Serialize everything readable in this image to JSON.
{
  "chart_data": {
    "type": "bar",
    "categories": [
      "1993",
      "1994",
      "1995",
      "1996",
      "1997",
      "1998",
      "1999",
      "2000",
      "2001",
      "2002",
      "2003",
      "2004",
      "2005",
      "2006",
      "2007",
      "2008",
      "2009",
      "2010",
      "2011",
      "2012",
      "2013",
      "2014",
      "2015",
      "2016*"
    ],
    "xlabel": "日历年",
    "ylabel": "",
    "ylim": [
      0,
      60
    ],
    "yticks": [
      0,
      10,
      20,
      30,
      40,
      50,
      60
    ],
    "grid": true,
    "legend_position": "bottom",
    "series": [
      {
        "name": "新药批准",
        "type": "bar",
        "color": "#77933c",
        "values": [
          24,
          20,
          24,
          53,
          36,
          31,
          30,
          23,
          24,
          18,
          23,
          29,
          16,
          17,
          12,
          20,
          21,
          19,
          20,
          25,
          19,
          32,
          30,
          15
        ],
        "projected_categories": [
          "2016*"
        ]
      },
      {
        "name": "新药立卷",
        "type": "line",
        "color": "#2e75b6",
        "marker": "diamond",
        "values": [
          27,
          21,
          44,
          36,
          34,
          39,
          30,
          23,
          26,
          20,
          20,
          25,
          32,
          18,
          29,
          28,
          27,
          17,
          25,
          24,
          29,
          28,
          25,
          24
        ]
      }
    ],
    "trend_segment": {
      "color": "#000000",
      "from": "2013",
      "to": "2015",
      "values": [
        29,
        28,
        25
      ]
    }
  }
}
--
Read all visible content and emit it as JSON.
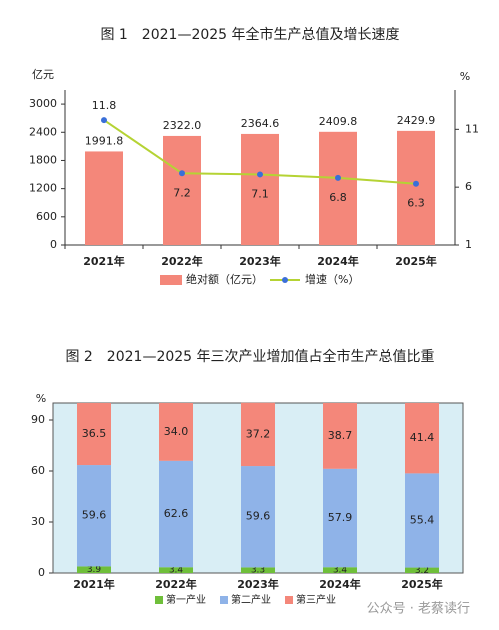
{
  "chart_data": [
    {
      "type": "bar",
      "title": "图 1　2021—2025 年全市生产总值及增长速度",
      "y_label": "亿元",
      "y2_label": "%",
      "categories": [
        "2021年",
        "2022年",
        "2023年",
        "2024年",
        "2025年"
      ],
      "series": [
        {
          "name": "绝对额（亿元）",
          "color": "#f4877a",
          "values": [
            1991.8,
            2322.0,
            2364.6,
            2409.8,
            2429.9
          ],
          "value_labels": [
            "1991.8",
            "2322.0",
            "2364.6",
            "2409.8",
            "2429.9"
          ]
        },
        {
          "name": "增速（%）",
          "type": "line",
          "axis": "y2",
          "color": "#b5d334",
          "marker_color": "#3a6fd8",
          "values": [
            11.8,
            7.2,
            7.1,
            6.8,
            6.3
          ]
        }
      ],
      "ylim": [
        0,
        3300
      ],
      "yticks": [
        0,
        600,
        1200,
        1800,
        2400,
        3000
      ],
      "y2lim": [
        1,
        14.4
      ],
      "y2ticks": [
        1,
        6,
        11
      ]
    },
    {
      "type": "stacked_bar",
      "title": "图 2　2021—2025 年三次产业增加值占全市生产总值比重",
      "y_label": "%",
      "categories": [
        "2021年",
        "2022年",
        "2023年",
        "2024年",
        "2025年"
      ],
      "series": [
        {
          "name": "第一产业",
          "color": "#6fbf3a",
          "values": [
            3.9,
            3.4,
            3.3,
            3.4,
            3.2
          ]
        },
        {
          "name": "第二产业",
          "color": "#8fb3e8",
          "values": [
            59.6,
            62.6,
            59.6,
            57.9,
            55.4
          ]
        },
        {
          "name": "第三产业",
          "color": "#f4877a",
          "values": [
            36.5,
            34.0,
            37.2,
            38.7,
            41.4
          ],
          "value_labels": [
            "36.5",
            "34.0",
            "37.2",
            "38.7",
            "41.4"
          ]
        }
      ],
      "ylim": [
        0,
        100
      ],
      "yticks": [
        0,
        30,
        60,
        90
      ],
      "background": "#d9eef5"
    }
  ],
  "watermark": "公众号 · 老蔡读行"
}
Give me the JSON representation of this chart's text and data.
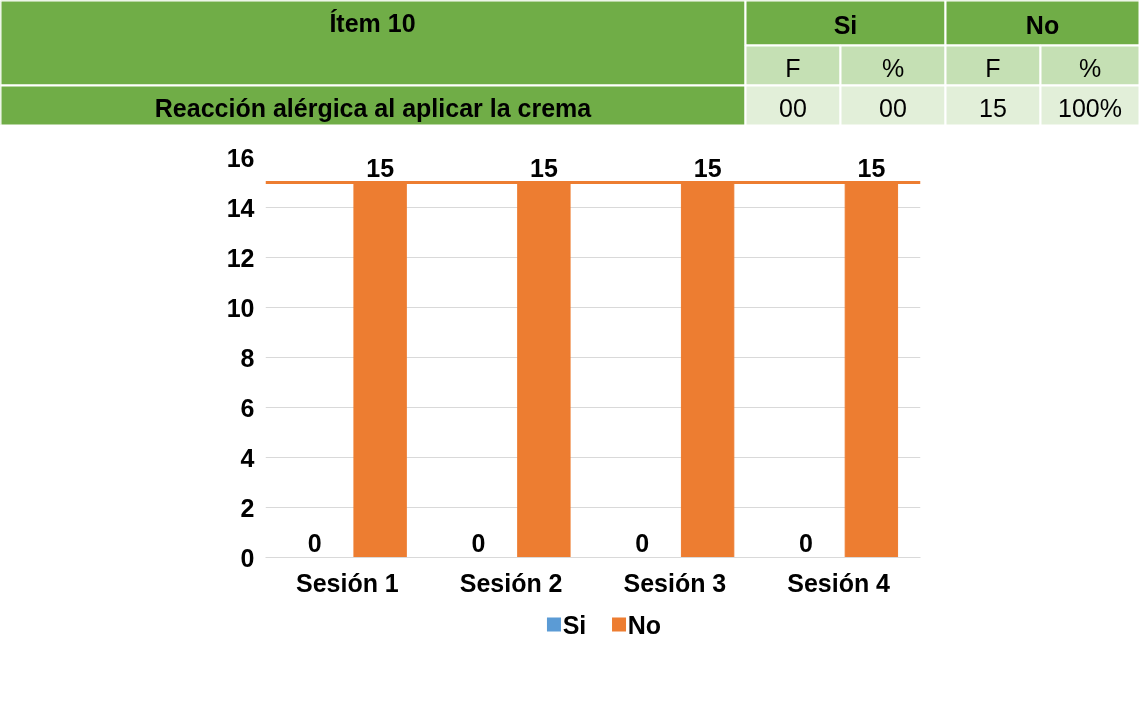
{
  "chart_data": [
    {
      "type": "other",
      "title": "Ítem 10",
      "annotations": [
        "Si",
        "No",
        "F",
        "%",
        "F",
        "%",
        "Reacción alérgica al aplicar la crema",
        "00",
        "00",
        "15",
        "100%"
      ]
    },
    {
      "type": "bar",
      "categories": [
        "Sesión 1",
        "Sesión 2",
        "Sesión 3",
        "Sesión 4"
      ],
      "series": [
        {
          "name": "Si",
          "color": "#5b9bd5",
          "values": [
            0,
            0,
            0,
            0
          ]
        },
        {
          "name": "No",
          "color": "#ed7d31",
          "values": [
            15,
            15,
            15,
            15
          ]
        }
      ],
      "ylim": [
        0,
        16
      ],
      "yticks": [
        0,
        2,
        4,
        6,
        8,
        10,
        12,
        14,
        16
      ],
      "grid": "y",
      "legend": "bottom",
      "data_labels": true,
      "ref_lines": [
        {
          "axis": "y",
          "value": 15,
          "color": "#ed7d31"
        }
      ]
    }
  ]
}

Aim of the exercise
Using the material above, gather every line that includes "type".

Correct answer
    "type": "bar",
        "type": "bar",
        "type": "line",
      "type": "bar",
          "type": "line",
      "type": "stacked_bar",
      "type": "other",
      "type": "bar",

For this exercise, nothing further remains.